§ What you are asked to do:
Reproduce the data exactly.

§ Available data:
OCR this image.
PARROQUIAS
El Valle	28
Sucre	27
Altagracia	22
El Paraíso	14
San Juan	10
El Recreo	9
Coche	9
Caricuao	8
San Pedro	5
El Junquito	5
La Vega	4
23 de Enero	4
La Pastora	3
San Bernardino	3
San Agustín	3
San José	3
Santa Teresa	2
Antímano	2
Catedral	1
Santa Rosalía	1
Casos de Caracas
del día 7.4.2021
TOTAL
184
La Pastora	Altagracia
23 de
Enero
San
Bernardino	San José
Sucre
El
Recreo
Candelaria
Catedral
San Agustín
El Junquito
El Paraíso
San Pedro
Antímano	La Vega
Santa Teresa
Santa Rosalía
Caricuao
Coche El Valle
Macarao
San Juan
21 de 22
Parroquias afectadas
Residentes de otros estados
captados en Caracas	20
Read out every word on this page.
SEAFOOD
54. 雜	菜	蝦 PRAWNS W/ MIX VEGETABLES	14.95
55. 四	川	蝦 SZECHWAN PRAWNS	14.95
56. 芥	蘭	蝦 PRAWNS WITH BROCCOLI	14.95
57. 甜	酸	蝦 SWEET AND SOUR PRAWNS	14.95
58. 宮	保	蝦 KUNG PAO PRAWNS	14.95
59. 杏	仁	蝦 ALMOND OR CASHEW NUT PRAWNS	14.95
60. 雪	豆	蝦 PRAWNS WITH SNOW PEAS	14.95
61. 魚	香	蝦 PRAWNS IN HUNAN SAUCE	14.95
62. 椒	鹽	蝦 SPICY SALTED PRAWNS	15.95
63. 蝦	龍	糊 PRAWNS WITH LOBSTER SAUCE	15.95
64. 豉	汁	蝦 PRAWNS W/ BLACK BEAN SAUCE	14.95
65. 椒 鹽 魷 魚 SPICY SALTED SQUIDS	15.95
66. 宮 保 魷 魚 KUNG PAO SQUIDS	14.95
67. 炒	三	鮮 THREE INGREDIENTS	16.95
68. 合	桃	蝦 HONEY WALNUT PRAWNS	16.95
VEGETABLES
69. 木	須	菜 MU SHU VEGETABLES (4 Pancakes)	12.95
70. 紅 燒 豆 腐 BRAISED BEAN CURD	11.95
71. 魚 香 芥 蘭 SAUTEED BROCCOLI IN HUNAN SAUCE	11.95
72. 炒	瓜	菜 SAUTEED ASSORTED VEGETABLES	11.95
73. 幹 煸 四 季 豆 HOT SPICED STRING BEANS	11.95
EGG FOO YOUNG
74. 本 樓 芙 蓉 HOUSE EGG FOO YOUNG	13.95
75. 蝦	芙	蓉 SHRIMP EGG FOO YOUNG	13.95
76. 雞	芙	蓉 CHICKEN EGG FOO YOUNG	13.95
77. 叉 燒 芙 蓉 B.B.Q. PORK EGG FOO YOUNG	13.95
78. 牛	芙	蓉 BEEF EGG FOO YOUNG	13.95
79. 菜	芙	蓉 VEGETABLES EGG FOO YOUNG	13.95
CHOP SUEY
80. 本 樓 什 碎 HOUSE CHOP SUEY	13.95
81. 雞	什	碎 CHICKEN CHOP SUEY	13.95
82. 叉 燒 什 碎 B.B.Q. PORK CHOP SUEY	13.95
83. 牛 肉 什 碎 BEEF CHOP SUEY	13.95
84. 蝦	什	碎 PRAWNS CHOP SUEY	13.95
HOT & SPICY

§ Full answer:
OCR this image.
PARROQUIAS
El Valle	28
Sucre	27
Altagracia	22
El Paraíso	14
San Juan	10
El Recreo	9
Coche	9
Caricuao	8
San Pedro	5
El Junquito	5
La Vega	4
23 de Enero	4
La Pastora	3
San Bernardino	3
San Agustín	3
San José	3
Santa Teresa	2
Antímano	2
Catedral	1
Santa Rosalía	1
Casos de Caracas
del día 7.4.2021
TOTAL
184
La Pastora	Altagracia
23 de
Enero
San
Bernardino	San José
Sucre
El
Recreo
Candelaria
Catedral
San Agustín
El Junquito
El Paraíso
San Pedro
Antímano	La Vega
Santa Teresa
Santa Rosalía
Caricuao
Coche El Valle
Macarao
San Juan
21 de 22
Parroquias afectadas
Residentes de otros estados
captados en Caracas	20
Read out every word on this page.
SEAFOOD
54. 雜	菜	蝦 PRAWNS W/ MIX VEGETABLES	14.95
55. 四	川	蝦 SZECHWAN PRAWNS	14.95
56. 芥	蘭	蝦 PRAWNS WITH BROCCOLI	14.95
57. 甜	酸	蝦 SWEET AND SOUR PRAWNS	14.95
58. 宮	保	蝦 KUNG PAO PRAWNS	14.95
59. 杏	仁	蝦 ALMOND OR CASHEW NUT PRAWNS	14.95
60. 雪	豆	蝦 PRAWNS WITH SNOW PEAS	14.95
61. 魚	香	蝦 PRAWNS IN HUNAN SAUCE	14.95
62. 椒	鹽	蝦 SPICY SALTED PRAWNS	15.95
63. 蝦	龍	糊 PRAWNS WITH LOBSTER SAUCE	15.95
64. 豉	汁	蝦 PRAWNS W/ BLACK BEAN SAUCE	14.95
65. 椒 鹽 魷 魚 SPICY SALTED SQUIDS	15.95
66. 宮 保 魷 魚 KUNG PAO SQUIDS	14.95
67. 炒	三	鮮 THREE INGREDIENTS	16.95
68. 合	桃	蝦 HONEY WALNUT PRAWNS	16.95
VEGETABLES
69. 木	須	菜 MU SHU VEGETABLES (4 Pancakes)	12.95
70. 紅 燒 豆 腐 BRAISED BEAN CURD	11.95
71. 魚 香 芥 蘭 SAUTEED BROCCOLI IN HUNAN SAUCE	11.95
72. 炒	瓜	菜 SAUTEED ASSORTED VEGETABLES	11.95
73. 幹 煸 四 季 豆 HOT SPICED STRING BEANS	11.95
EGG FOO YOUNG
74. 本 樓 芙 蓉 HOUSE EGG FOO YOUNG	13.95
75. 蝦	芙	蓉 SHRIMP EGG FOO YOUNG	13.95
76. 雞	芙	蓉 CHICKEN EGG FOO YOUNG	13.95
77. 叉 燒 芙 蓉 B.B.Q. PORK EGG FOO YOUNG	13.95
78. 牛	芙	蓉 BEEF EGG FOO YOUNG	13.95
79. 菜	芙	蓉 VEGETABLES EGG FOO YOUNG	13.95
CHOP SUEY
80. 本 樓 什 碎 HOUSE CHOP SUEY	13.95
81. 雞	什	碎 CHICKEN CHOP SUEY	13.95
82. 叉 燒 什 碎 B.B.Q. PORK CHOP SUEY	13.95
83. 牛 肉 什 碎 BEEF CHOP SUEY	13.95
84. 蝦	什	碎 PRAWNS CHOP SUEY	13.95
HOT & SPICY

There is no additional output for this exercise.